[A block of data]
--------

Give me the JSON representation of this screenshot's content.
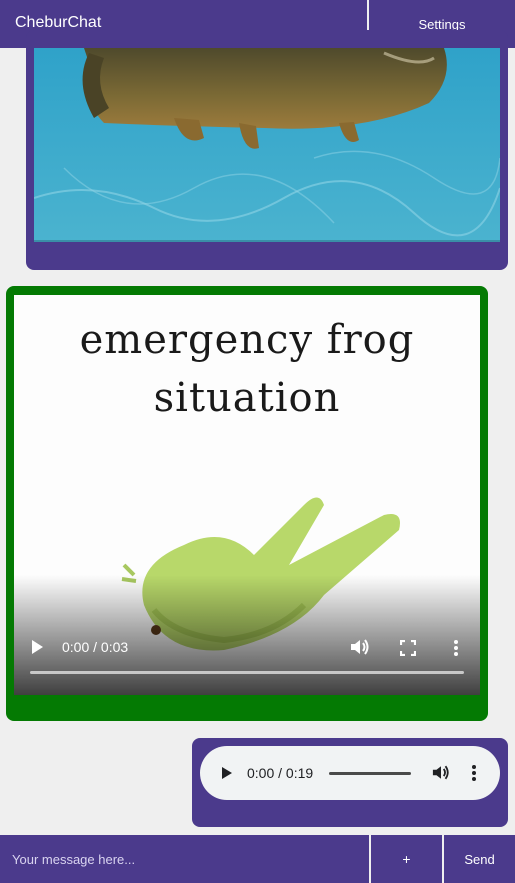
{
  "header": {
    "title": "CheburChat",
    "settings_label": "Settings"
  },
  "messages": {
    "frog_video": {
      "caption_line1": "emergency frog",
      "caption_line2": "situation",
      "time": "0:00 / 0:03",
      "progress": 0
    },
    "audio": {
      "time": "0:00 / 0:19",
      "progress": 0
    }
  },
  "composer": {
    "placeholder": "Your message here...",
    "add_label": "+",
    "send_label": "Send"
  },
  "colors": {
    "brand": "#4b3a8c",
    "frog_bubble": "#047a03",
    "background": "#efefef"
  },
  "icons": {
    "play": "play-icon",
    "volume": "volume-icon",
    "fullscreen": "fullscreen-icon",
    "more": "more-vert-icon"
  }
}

--------

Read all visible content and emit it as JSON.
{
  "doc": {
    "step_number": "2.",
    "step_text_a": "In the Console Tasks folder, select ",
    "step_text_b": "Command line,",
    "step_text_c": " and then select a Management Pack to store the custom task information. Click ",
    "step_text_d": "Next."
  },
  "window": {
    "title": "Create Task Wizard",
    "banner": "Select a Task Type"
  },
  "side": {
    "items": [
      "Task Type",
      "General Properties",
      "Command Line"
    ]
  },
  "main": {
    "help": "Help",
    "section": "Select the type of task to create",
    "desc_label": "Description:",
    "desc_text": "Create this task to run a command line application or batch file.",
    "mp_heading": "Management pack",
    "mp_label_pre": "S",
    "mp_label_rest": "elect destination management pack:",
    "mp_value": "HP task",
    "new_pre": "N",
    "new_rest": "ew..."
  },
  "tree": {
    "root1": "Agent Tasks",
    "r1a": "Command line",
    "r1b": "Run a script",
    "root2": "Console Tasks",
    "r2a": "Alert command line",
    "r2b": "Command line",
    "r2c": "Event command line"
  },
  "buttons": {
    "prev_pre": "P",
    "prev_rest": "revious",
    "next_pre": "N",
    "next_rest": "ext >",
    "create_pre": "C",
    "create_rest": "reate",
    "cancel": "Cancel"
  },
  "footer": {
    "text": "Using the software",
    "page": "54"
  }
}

--------

Search the entries for the word "Console" and pick out every line that holds it.

> _TASK ANSWER_:
    "step_text_a": "In the Console Tasks folder, select ",
    "root2": "Console Tasks",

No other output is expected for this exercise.